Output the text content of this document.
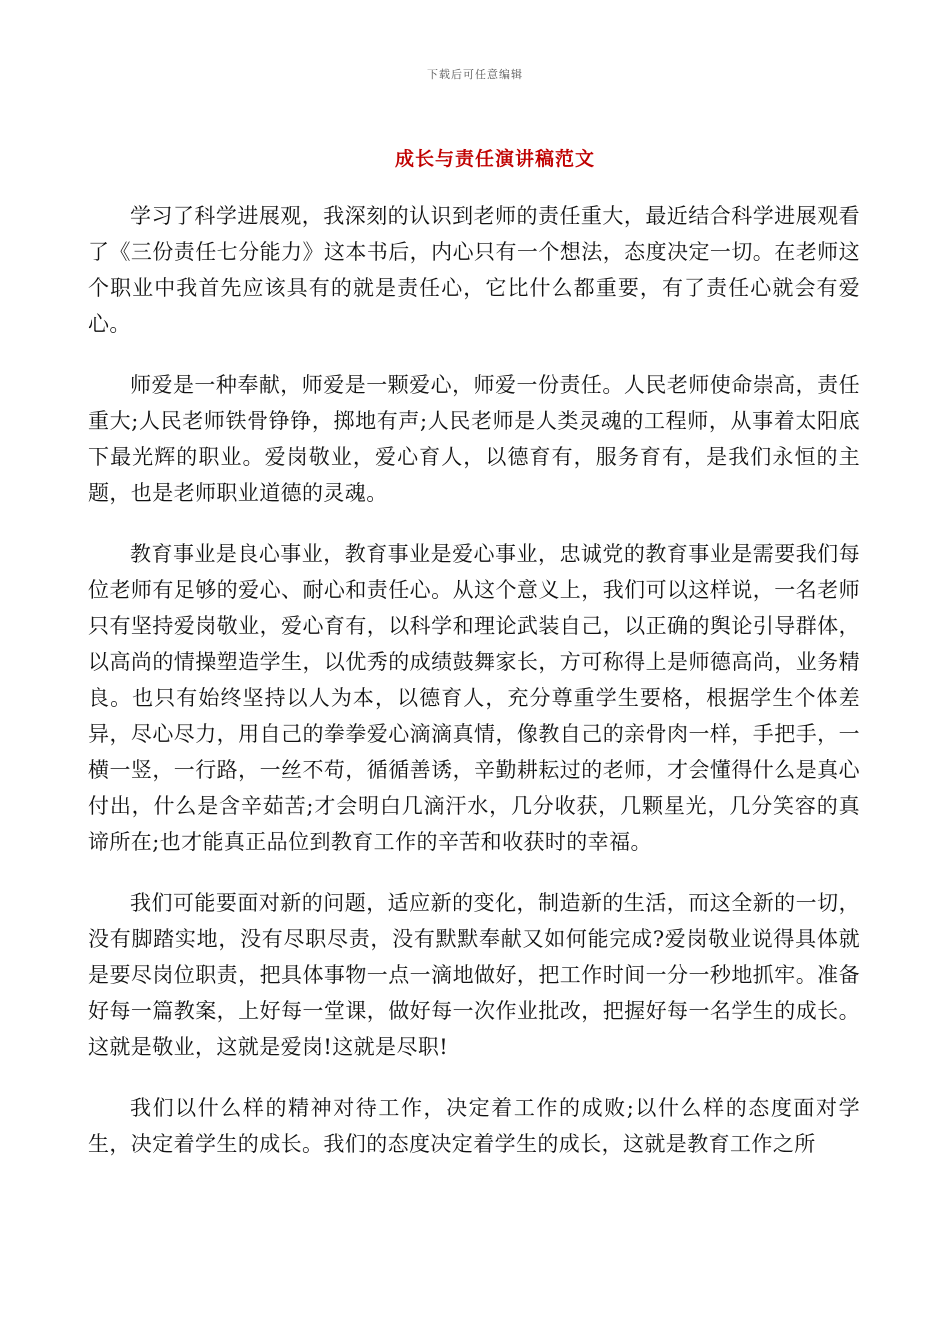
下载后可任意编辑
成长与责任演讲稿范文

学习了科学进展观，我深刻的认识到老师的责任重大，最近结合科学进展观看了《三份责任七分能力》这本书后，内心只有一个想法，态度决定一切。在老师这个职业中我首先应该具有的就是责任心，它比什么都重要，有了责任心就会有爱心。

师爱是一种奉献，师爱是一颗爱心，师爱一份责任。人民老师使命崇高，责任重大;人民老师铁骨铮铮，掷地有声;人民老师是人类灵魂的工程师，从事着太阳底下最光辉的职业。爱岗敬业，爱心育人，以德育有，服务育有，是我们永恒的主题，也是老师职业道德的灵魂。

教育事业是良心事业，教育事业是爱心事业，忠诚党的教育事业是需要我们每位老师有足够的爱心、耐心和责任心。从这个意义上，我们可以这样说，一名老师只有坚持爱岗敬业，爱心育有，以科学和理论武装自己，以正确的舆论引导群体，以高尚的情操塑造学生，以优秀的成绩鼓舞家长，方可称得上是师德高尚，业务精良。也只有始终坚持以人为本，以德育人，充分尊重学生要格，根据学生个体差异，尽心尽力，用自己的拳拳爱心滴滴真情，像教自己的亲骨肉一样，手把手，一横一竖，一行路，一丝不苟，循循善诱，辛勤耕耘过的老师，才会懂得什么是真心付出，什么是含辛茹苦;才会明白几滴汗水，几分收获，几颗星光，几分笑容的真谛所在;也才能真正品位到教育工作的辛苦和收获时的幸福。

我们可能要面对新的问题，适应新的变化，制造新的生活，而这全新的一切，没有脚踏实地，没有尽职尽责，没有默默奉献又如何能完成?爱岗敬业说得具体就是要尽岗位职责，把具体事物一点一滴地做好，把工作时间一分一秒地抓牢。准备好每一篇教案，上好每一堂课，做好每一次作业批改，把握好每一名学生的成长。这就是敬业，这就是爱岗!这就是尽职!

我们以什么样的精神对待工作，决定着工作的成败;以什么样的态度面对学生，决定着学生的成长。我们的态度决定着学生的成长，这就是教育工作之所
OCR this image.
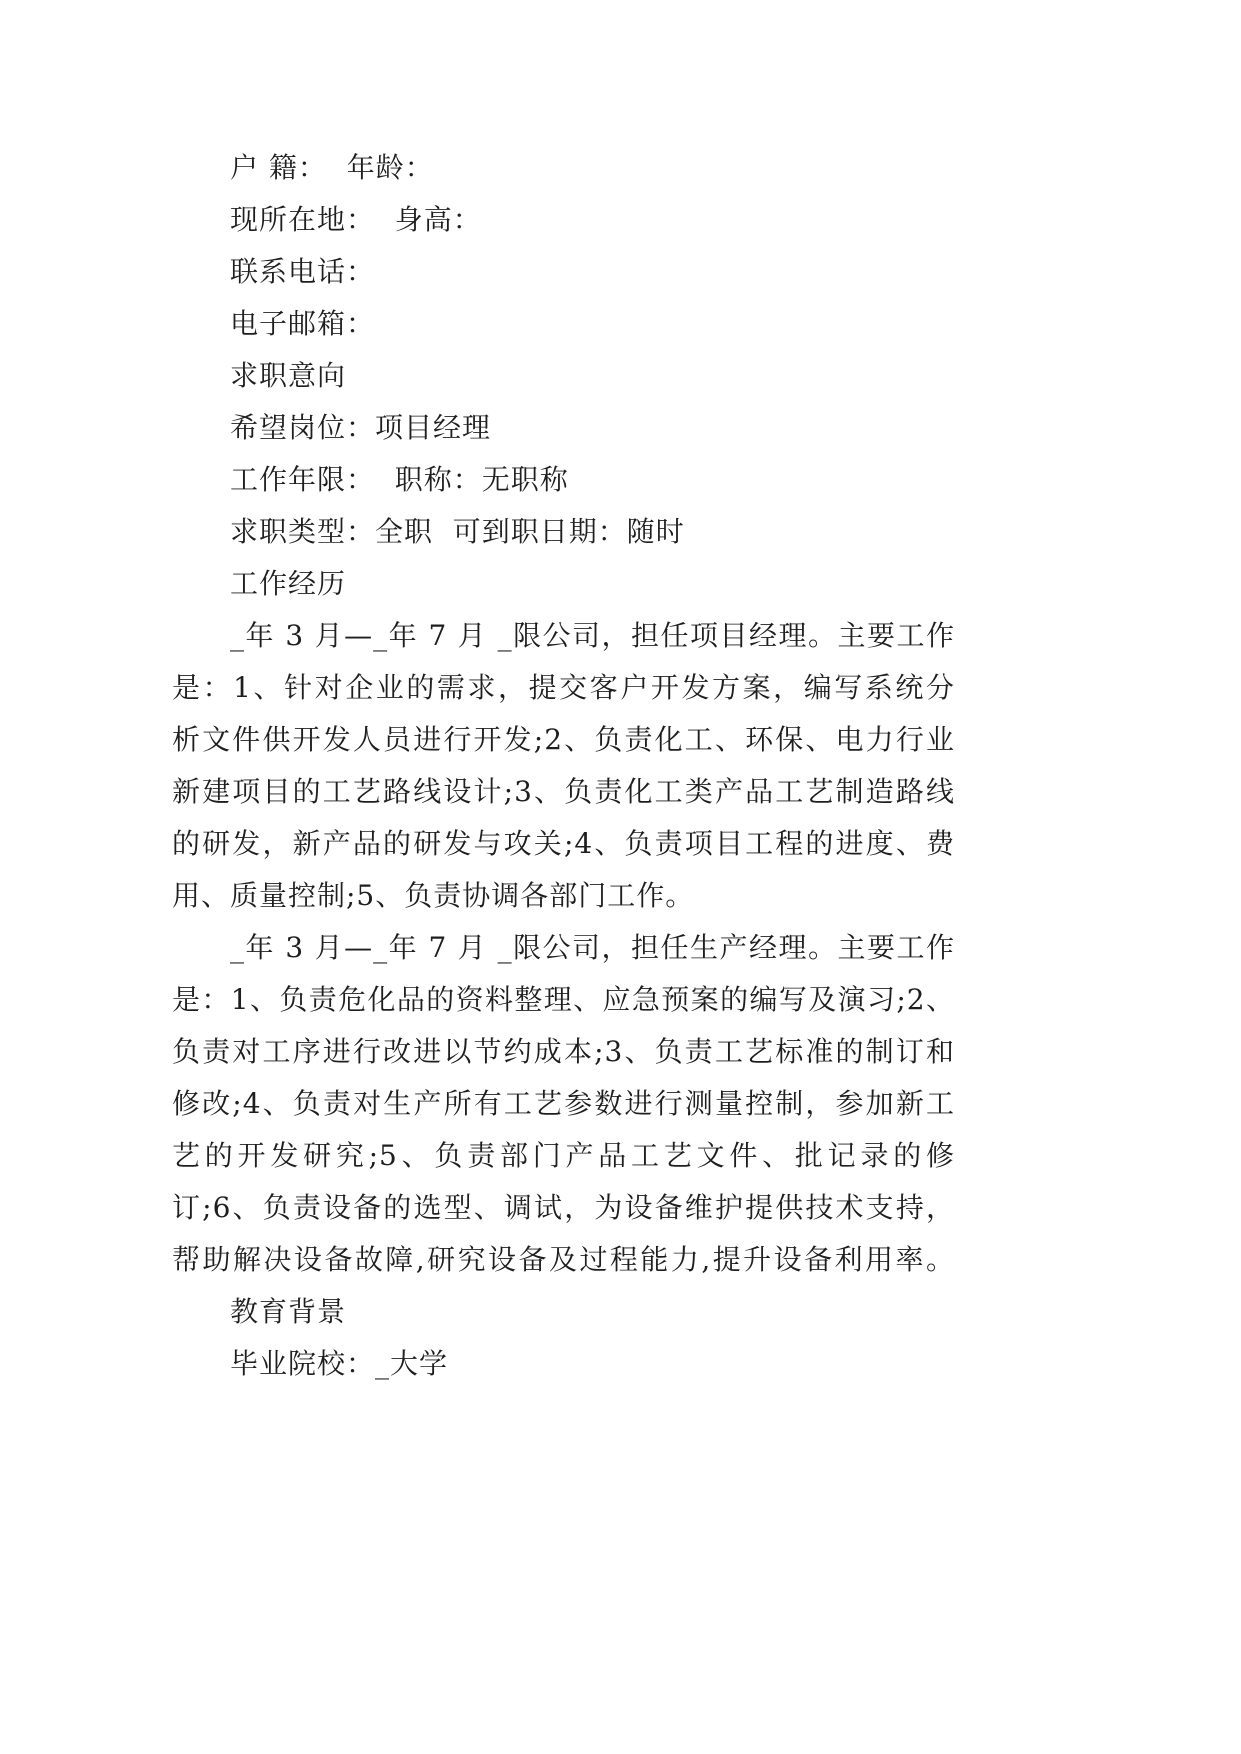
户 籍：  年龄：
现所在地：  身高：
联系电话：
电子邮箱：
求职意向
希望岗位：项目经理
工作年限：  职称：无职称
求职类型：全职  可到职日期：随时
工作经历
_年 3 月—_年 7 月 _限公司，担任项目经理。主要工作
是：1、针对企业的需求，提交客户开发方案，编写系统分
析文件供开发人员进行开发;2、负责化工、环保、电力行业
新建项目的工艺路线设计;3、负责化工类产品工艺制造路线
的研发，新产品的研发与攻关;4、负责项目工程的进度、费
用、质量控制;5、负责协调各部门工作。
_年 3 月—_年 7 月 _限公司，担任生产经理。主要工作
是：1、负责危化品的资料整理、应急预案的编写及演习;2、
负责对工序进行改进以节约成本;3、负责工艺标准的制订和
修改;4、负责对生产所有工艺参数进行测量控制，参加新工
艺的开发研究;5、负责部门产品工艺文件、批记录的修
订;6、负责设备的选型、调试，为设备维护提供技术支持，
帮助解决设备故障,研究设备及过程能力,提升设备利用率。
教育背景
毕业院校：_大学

---

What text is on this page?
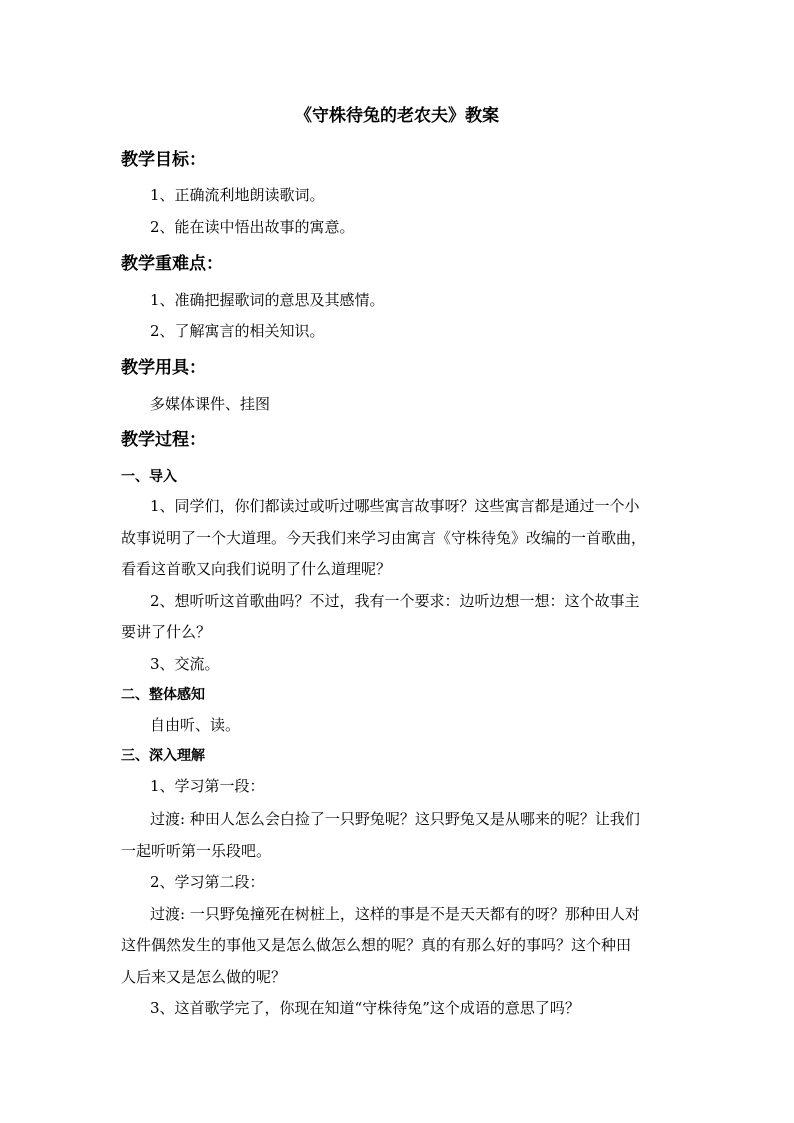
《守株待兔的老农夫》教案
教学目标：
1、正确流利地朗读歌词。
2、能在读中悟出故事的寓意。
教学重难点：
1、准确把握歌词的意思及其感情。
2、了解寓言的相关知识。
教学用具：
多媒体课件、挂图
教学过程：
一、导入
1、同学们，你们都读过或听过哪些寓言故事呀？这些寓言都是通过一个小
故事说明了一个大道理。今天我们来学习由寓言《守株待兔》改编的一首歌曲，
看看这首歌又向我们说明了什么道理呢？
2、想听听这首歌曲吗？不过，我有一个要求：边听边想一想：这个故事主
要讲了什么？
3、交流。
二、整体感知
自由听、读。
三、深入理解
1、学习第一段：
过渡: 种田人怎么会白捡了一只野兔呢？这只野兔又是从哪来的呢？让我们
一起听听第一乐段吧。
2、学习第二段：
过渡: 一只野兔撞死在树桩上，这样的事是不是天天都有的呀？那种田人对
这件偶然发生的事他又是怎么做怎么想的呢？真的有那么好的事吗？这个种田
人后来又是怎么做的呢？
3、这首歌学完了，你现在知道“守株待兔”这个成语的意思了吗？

---

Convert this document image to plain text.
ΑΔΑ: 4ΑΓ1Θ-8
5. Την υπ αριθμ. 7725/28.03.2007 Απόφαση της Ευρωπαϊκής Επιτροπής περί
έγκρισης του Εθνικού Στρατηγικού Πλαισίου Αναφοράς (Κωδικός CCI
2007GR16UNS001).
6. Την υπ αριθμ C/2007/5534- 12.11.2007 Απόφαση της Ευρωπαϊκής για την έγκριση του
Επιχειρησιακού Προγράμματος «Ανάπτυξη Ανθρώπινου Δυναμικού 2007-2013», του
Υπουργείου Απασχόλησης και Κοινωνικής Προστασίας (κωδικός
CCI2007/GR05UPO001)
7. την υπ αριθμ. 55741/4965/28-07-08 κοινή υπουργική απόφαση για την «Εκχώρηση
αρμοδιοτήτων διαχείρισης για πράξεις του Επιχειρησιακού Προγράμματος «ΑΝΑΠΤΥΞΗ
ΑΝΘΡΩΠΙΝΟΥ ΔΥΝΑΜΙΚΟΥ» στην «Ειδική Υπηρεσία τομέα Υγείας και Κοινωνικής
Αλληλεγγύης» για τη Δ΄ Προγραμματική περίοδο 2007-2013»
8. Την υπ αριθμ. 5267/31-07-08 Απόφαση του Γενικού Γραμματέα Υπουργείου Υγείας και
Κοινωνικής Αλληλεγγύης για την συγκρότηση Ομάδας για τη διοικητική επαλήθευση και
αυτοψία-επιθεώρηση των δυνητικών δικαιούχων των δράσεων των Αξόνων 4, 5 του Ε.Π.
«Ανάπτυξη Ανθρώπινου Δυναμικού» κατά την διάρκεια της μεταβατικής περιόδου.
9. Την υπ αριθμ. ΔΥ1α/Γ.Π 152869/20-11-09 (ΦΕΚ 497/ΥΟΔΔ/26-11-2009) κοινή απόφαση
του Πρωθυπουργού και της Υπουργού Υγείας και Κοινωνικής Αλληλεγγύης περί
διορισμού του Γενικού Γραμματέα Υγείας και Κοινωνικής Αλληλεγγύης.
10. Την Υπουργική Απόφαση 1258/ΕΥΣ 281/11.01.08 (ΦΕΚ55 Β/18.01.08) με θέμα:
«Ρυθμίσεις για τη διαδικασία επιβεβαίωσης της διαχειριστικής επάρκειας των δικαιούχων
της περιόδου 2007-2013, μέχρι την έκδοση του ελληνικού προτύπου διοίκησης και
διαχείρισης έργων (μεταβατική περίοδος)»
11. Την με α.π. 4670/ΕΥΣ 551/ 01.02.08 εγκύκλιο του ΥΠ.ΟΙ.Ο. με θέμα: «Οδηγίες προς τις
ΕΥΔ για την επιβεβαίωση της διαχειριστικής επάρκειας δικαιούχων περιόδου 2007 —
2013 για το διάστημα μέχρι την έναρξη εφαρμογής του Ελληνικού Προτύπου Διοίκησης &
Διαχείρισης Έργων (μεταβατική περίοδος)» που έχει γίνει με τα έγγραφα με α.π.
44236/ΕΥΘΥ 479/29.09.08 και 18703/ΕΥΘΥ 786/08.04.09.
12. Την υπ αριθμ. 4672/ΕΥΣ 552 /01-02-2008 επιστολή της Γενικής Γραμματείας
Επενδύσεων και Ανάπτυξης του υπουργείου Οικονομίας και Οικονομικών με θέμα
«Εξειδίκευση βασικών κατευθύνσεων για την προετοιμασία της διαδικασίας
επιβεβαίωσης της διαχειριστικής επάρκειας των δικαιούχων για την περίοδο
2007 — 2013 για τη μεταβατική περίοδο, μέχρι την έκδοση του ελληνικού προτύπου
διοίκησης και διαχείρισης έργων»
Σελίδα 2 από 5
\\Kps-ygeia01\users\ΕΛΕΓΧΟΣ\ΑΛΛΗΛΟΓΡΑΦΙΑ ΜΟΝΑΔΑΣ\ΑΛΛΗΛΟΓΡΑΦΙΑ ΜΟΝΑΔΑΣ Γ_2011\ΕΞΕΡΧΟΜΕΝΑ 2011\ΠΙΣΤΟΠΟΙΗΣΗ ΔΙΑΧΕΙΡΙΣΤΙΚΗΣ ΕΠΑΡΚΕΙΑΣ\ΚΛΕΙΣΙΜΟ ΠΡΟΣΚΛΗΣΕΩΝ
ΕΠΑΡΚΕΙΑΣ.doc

---

Problem to solve: Return a copy of every line that includes the word "Υγείας".

Answer to this exercise:
ΑΝΘΡΩΠΙΝΟΥ ΔΥΝΑΜΙΚΟΥ» στην «Ειδική Υπηρεσία τομέα Υγείας και Κοινωνικής
8. Την υπ αριθμ. 5267/31-07-08 Απόφαση του Γενικού Γραμματέα Υπουργείου Υγείας και
του Πρωθυπουργού και της Υπουργού Υγείας και Κοινωνικής Αλληλεγγύης περί
διορισμού του Γενικού Γραμματέα Υγείας και Κοινωνικής Αλληλεγγύης.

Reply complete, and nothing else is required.